(Records about charts and figures)
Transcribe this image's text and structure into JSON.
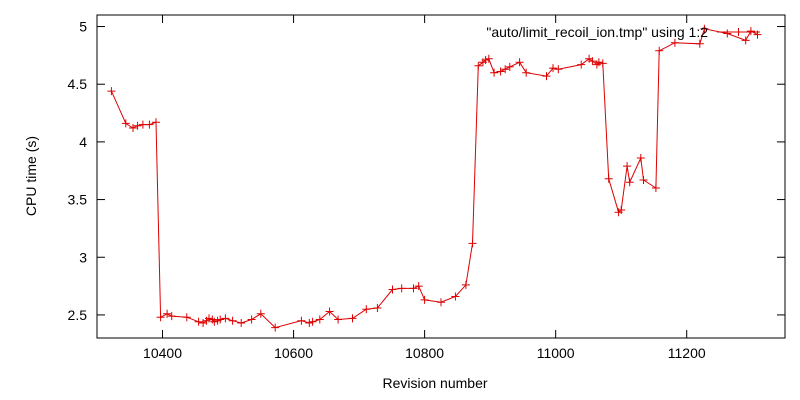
{
  "chart_data": {
    "type": "line",
    "xlabel": "Revision number",
    "ylabel": "CPU time (s)",
    "xlim": [
      10300,
      11350
    ],
    "ylim": [
      2.3,
      5.1
    ],
    "x_ticks": [
      10400,
      10600,
      10800,
      11000,
      11200
    ],
    "y_ticks": [
      2.5,
      3,
      3.5,
      4,
      4.5,
      5
    ],
    "y_tick_labels": [
      "2.5",
      "3",
      "3.5",
      "4",
      "4.5",
      "5"
    ],
    "grid": false,
    "legend_position": "top-right",
    "series": [
      {
        "name": "\"auto/limit_recoil_ion.tmp\" using 1:2",
        "color": "#dd0000",
        "marker": "plus",
        "x": [
          10322,
          10344,
          10355,
          10362,
          10370,
          10380,
          10390,
          10397,
          10407,
          10414,
          10437,
          10455,
          10462,
          10467,
          10471,
          10476,
          10479,
          10484,
          10488,
          10496,
          10507,
          10520,
          10536,
          10550,
          10572,
          10612,
          10624,
          10629,
          10640,
          10655,
          10668,
          10690,
          10711,
          10728,
          10751,
          10765,
          10783,
          10791,
          10800,
          10825,
          10847,
          10863,
          10873,
          10882,
          10889,
          10893,
          10898,
          10906,
          10916,
          10923,
          10930,
          10945,
          10955,
          10986,
          10996,
          11004,
          11039,
          11051,
          11056,
          11063,
          11066,
          11072,
          11081,
          11096,
          11100,
          11109,
          11113,
          11130,
          11134,
          11153,
          11158,
          11182,
          11220,
          11227,
          11262,
          11290,
          11298,
          11308
        ],
        "values": [
          4.44,
          4.16,
          4.12,
          4.14,
          4.15,
          4.15,
          4.17,
          2.48,
          2.51,
          2.49,
          2.48,
          2.44,
          2.43,
          2.45,
          2.47,
          2.46,
          2.44,
          2.45,
          2.46,
          2.47,
          2.45,
          2.43,
          2.46,
          2.51,
          2.39,
          2.45,
          2.43,
          2.44,
          2.46,
          2.53,
          2.46,
          2.47,
          2.55,
          2.56,
          2.72,
          2.73,
          2.73,
          2.75,
          2.63,
          2.61,
          2.66,
          2.76,
          3.12,
          4.66,
          4.69,
          4.71,
          4.72,
          4.6,
          4.61,
          4.63,
          4.65,
          4.69,
          4.6,
          4.57,
          4.64,
          4.63,
          4.67,
          4.72,
          4.7,
          4.67,
          4.69,
          4.68,
          3.68,
          3.39,
          3.41,
          3.79,
          3.65,
          3.86,
          3.67,
          3.6,
          4.79,
          4.86,
          4.85,
          4.98,
          4.94,
          4.88,
          4.96,
          4.93
        ]
      }
    ]
  }
}
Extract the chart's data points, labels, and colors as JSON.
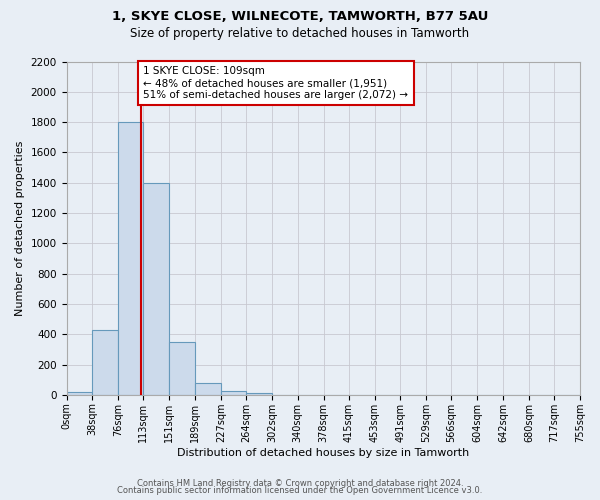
{
  "title1": "1, SKYE CLOSE, WILNECOTE, TAMWORTH, B77 5AU",
  "title2": "Size of property relative to detached houses in Tamworth",
  "xlabel": "Distribution of detached houses by size in Tamworth",
  "ylabel": "Number of detached properties",
  "bin_edges": [
    0,
    38,
    76,
    113,
    151,
    189,
    227,
    264,
    302,
    340,
    378,
    415,
    453,
    491,
    529,
    566,
    604,
    642,
    680,
    717,
    755
  ],
  "bin_labels": [
    "0sqm",
    "38sqm",
    "76sqm",
    "113sqm",
    "151sqm",
    "189sqm",
    "227sqm",
    "264sqm",
    "302sqm",
    "340sqm",
    "378sqm",
    "415sqm",
    "453sqm",
    "491sqm",
    "529sqm",
    "566sqm",
    "604sqm",
    "642sqm",
    "680sqm",
    "717sqm",
    "755sqm"
  ],
  "counts": [
    20,
    430,
    1800,
    1400,
    350,
    80,
    25,
    10,
    0,
    0,
    0,
    0,
    0,
    0,
    0,
    0,
    0,
    0,
    0,
    0
  ],
  "bar_facecolor": "#ccdaeb",
  "bar_edgecolor": "#6699bb",
  "property_value": 109,
  "vline_color": "#cc0000",
  "annotation_line1": "1 SKYE CLOSE: 109sqm",
  "annotation_line2": "← 48% of detached houses are smaller (1,951)",
  "annotation_line3": "51% of semi-detached houses are larger (2,072) →",
  "annotation_box_edgecolor": "#cc0000",
  "annotation_box_facecolor": "#ffffff",
  "ylim": [
    0,
    2200
  ],
  "yticks": [
    0,
    200,
    400,
    600,
    800,
    1000,
    1200,
    1400,
    1600,
    1800,
    2000,
    2200
  ],
  "footer1": "Contains HM Land Registry data © Crown copyright and database right 2024.",
  "footer2": "Contains public sector information licensed under the Open Government Licence v3.0.",
  "grid_color": "#c8c8d0",
  "background_color": "#e8eef5"
}
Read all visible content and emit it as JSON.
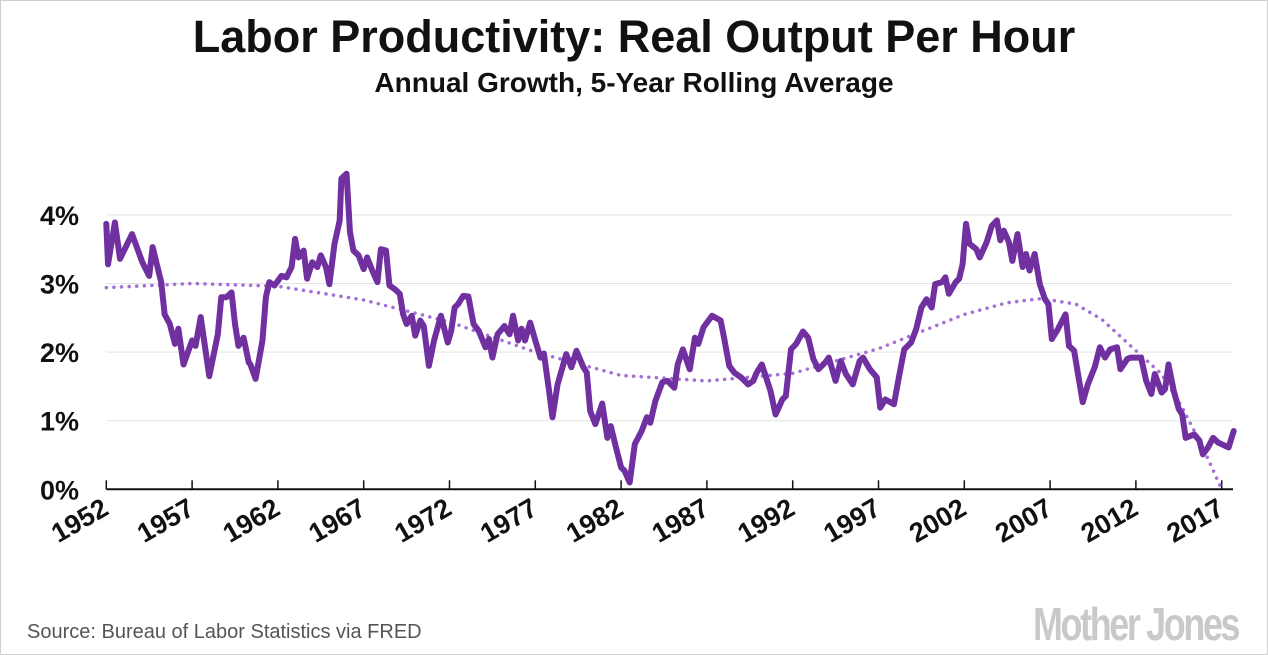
{
  "title": "Labor Productivity: Real Output Per Hour",
  "subtitle": "Annual Growth, 5-Year Rolling Average",
  "source": "Source: Bureau of Labor Statistics via FRED",
  "logo": "Mother Jones",
  "colors": {
    "line": "#7030a0",
    "trend": "#a56fd8",
    "grid": "#e3e3e3",
    "axis": "#111111"
  },
  "chart_data": {
    "type": "line",
    "title": "Labor Productivity: Real Output Per Hour",
    "subtitle": "Annual Growth, 5-Year Rolling Average",
    "xlabel": "",
    "ylabel": "",
    "xlim": [
      1952,
      2017.7
    ],
    "ylim": [
      0,
      4.6
    ],
    "grid": true,
    "x_ticks": [
      "1952",
      "1957",
      "1962",
      "1967",
      "1972",
      "1977",
      "1982",
      "1987",
      "1992",
      "1997",
      "2002",
      "2007",
      "2012",
      "2017"
    ],
    "y_ticks": [
      "0%",
      "1%",
      "2%",
      "3%",
      "4%"
    ],
    "series": [
      {
        "style": "solid",
        "points": [
          [
            1952.0,
            3.87
          ],
          [
            1952.1,
            3.28
          ],
          [
            1952.5,
            3.89
          ],
          [
            1952.8,
            3.36
          ],
          [
            1953.5,
            3.72
          ],
          [
            1954.1,
            3.31
          ],
          [
            1954.5,
            3.11
          ],
          [
            1954.7,
            3.53
          ],
          [
            1955.2,
            3.02
          ],
          [
            1955.4,
            2.55
          ],
          [
            1955.7,
            2.41
          ],
          [
            1956.0,
            2.12
          ],
          [
            1956.2,
            2.34
          ],
          [
            1956.5,
            1.82
          ],
          [
            1957.0,
            2.17
          ],
          [
            1957.2,
            2.09
          ],
          [
            1957.5,
            2.51
          ],
          [
            1958.0,
            1.65
          ],
          [
            1958.5,
            2.26
          ],
          [
            1958.7,
            2.8
          ],
          [
            1959.0,
            2.8
          ],
          [
            1959.3,
            2.87
          ],
          [
            1959.5,
            2.41
          ],
          [
            1959.7,
            2.09
          ],
          [
            1960.0,
            2.21
          ],
          [
            1960.3,
            1.85
          ],
          [
            1960.4,
            1.82
          ],
          [
            1960.7,
            1.61
          ],
          [
            1961.1,
            2.17
          ],
          [
            1961.3,
            2.8
          ],
          [
            1961.5,
            3.02
          ],
          [
            1961.8,
            2.97
          ],
          [
            1962.2,
            3.11
          ],
          [
            1962.5,
            3.09
          ],
          [
            1962.8,
            3.24
          ],
          [
            1963.0,
            3.65
          ],
          [
            1963.2,
            3.38
          ],
          [
            1963.5,
            3.48
          ],
          [
            1963.7,
            3.07
          ],
          [
            1964.0,
            3.31
          ],
          [
            1964.3,
            3.24
          ],
          [
            1964.5,
            3.41
          ],
          [
            1964.8,
            3.24
          ],
          [
            1965.0,
            2.99
          ],
          [
            1965.3,
            3.58
          ],
          [
            1965.6,
            3.92
          ],
          [
            1965.7,
            4.53
          ],
          [
            1966.0,
            4.6
          ],
          [
            1966.2,
            3.75
          ],
          [
            1966.4,
            3.48
          ],
          [
            1966.7,
            3.41
          ],
          [
            1967.0,
            3.21
          ],
          [
            1967.2,
            3.38
          ],
          [
            1967.5,
            3.19
          ],
          [
            1967.8,
            3.02
          ],
          [
            1968.0,
            3.5
          ],
          [
            1968.3,
            3.48
          ],
          [
            1968.5,
            2.97
          ],
          [
            1968.8,
            2.92
          ],
          [
            1969.1,
            2.85
          ],
          [
            1969.3,
            2.55
          ],
          [
            1969.5,
            2.41
          ],
          [
            1969.8,
            2.53
          ],
          [
            1970.0,
            2.24
          ],
          [
            1970.3,
            2.46
          ],
          [
            1970.5,
            2.38
          ],
          [
            1970.8,
            1.8
          ],
          [
            1971.1,
            2.17
          ],
          [
            1971.5,
            2.53
          ],
          [
            1971.9,
            2.14
          ],
          [
            1972.1,
            2.31
          ],
          [
            1972.3,
            2.65
          ],
          [
            1972.5,
            2.7
          ],
          [
            1972.8,
            2.82
          ],
          [
            1973.1,
            2.81
          ],
          [
            1973.4,
            2.41
          ],
          [
            1973.7,
            2.31
          ],
          [
            1974.1,
            2.07
          ],
          [
            1974.3,
            2.19
          ],
          [
            1974.5,
            1.92
          ],
          [
            1974.8,
            2.26
          ],
          [
            1975.2,
            2.38
          ],
          [
            1975.5,
            2.26
          ],
          [
            1975.7,
            2.53
          ],
          [
            1976.0,
            2.17
          ],
          [
            1976.2,
            2.34
          ],
          [
            1976.4,
            2.17
          ],
          [
            1976.7,
            2.43
          ],
          [
            1977.0,
            2.17
          ],
          [
            1977.3,
            1.92
          ],
          [
            1977.5,
            1.98
          ],
          [
            1977.8,
            1.44
          ],
          [
            1978.0,
            1.05
          ],
          [
            1978.3,
            1.53
          ],
          [
            1978.8,
            1.97
          ],
          [
            1979.1,
            1.78
          ],
          [
            1979.4,
            2.02
          ],
          [
            1979.8,
            1.78
          ],
          [
            1980.0,
            1.7
          ],
          [
            1980.2,
            1.14
          ],
          [
            1980.5,
            0.95
          ],
          [
            1980.9,
            1.25
          ],
          [
            1981.2,
            0.75
          ],
          [
            1981.4,
            0.92
          ],
          [
            1981.7,
            0.61
          ],
          [
            1982.0,
            0.32
          ],
          [
            1982.2,
            0.27
          ],
          [
            1982.5,
            0.1
          ],
          [
            1982.8,
            0.66
          ],
          [
            1983.2,
            0.85
          ],
          [
            1983.5,
            1.05
          ],
          [
            1983.7,
            0.97
          ],
          [
            1984.0,
            1.29
          ],
          [
            1984.4,
            1.56
          ],
          [
            1984.7,
            1.58
          ],
          [
            1985.1,
            1.48
          ],
          [
            1985.3,
            1.82
          ],
          [
            1985.6,
            2.04
          ],
          [
            1986.0,
            1.75
          ],
          [
            1986.3,
            2.21
          ],
          [
            1986.5,
            2.12
          ],
          [
            1986.8,
            2.36
          ],
          [
            1987.3,
            2.53
          ],
          [
            1987.8,
            2.46
          ],
          [
            1988.0,
            2.21
          ],
          [
            1988.3,
            1.8
          ],
          [
            1988.6,
            1.7
          ],
          [
            1989.0,
            1.63
          ],
          [
            1989.4,
            1.53
          ],
          [
            1989.7,
            1.58
          ],
          [
            1989.9,
            1.7
          ],
          [
            1990.2,
            1.82
          ],
          [
            1990.7,
            1.44
          ],
          [
            1991.0,
            1.09
          ],
          [
            1991.4,
            1.31
          ],
          [
            1991.6,
            1.36
          ],
          [
            1991.9,
            2.04
          ],
          [
            1992.2,
            2.12
          ],
          [
            1992.6,
            2.3
          ],
          [
            1992.9,
            2.21
          ],
          [
            1993.2,
            1.9
          ],
          [
            1993.5,
            1.75
          ],
          [
            1993.9,
            1.85
          ],
          [
            1994.1,
            1.92
          ],
          [
            1994.5,
            1.58
          ],
          [
            1994.8,
            1.87
          ],
          [
            1995.1,
            1.68
          ],
          [
            1995.5,
            1.53
          ],
          [
            1995.9,
            1.87
          ],
          [
            1996.1,
            1.92
          ],
          [
            1996.5,
            1.75
          ],
          [
            1996.9,
            1.63
          ],
          [
            1997.1,
            1.19
          ],
          [
            1997.4,
            1.31
          ],
          [
            1997.9,
            1.24
          ],
          [
            1998.2,
            1.65
          ],
          [
            1998.5,
            2.04
          ],
          [
            1998.9,
            2.14
          ],
          [
            1999.2,
            2.34
          ],
          [
            1999.5,
            2.65
          ],
          [
            1999.8,
            2.77
          ],
          [
            2000.1,
            2.65
          ],
          [
            2000.3,
            2.99
          ],
          [
            2000.7,
            3.02
          ],
          [
            2000.9,
            3.09
          ],
          [
            2001.1,
            2.85
          ],
          [
            2001.5,
            3.02
          ],
          [
            2001.7,
            3.07
          ],
          [
            2001.9,
            3.28
          ],
          [
            2002.1,
            3.87
          ],
          [
            2002.3,
            3.58
          ],
          [
            2002.7,
            3.5
          ],
          [
            2002.9,
            3.38
          ],
          [
            2003.3,
            3.6
          ],
          [
            2003.6,
            3.84
          ],
          [
            2003.9,
            3.92
          ],
          [
            2004.1,
            3.63
          ],
          [
            2004.3,
            3.77
          ],
          [
            2004.6,
            3.6
          ],
          [
            2004.8,
            3.33
          ],
          [
            2005.1,
            3.72
          ],
          [
            2005.4,
            3.24
          ],
          [
            2005.6,
            3.43
          ],
          [
            2005.8,
            3.19
          ],
          [
            2006.1,
            3.43
          ],
          [
            2006.4,
            2.99
          ],
          [
            2006.7,
            2.77
          ],
          [
            2006.9,
            2.7
          ],
          [
            2007.1,
            2.19
          ],
          [
            2007.4,
            2.31
          ],
          [
            2007.9,
            2.55
          ],
          [
            2008.1,
            2.09
          ],
          [
            2008.4,
            2.02
          ],
          [
            2008.9,
            1.27
          ],
          [
            2009.2,
            1.53
          ],
          [
            2009.6,
            1.78
          ],
          [
            2009.9,
            2.07
          ],
          [
            2010.2,
            1.92
          ],
          [
            2010.5,
            2.04
          ],
          [
            2010.9,
            2.07
          ],
          [
            2011.1,
            1.75
          ],
          [
            2011.5,
            1.9
          ],
          [
            2011.7,
            1.92
          ],
          [
            2012.3,
            1.92
          ],
          [
            2012.6,
            1.58
          ],
          [
            2012.9,
            1.39
          ],
          [
            2013.1,
            1.68
          ],
          [
            2013.5,
            1.41
          ],
          [
            2013.7,
            1.46
          ],
          [
            2013.9,
            1.82
          ],
          [
            2014.2,
            1.44
          ],
          [
            2014.5,
            1.17
          ],
          [
            2014.7,
            1.09
          ],
          [
            2014.9,
            0.75
          ],
          [
            2015.4,
            0.8
          ],
          [
            2015.7,
            0.71
          ],
          [
            2015.9,
            0.51
          ],
          [
            2016.2,
            0.61
          ],
          [
            2016.5,
            0.75
          ],
          [
            2016.8,
            0.68
          ],
          [
            2017.4,
            0.61
          ],
          [
            2017.7,
            0.85
          ]
        ]
      },
      {
        "style": "dotted",
        "points": [
          [
            1952,
            2.94
          ],
          [
            1957,
            3.0
          ],
          [
            1962,
            2.96
          ],
          [
            1967,
            2.76
          ],
          [
            1972,
            2.44
          ],
          [
            1977,
            2.0
          ],
          [
            1982,
            1.66
          ],
          [
            1987,
            1.58
          ],
          [
            1992,
            1.69
          ],
          [
            1997,
            2.05
          ],
          [
            2002,
            2.55
          ],
          [
            2004.5,
            2.72
          ],
          [
            2006.5,
            2.78
          ],
          [
            2008.5,
            2.7
          ],
          [
            2010,
            2.48
          ],
          [
            2012,
            2.02
          ],
          [
            2013.5,
            1.68
          ],
          [
            2014.7,
            1.19
          ],
          [
            2015.9,
            0.61
          ],
          [
            2017,
            0.0
          ]
        ]
      }
    ]
  }
}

Written instruction: Gather all lines from the records above in which "xlabel" appears.

Worked solution:
    "xlabel": "Revision number",
  "xlabel": "Distribution of detached houses by size in Tamworth",
    "xlabel": "",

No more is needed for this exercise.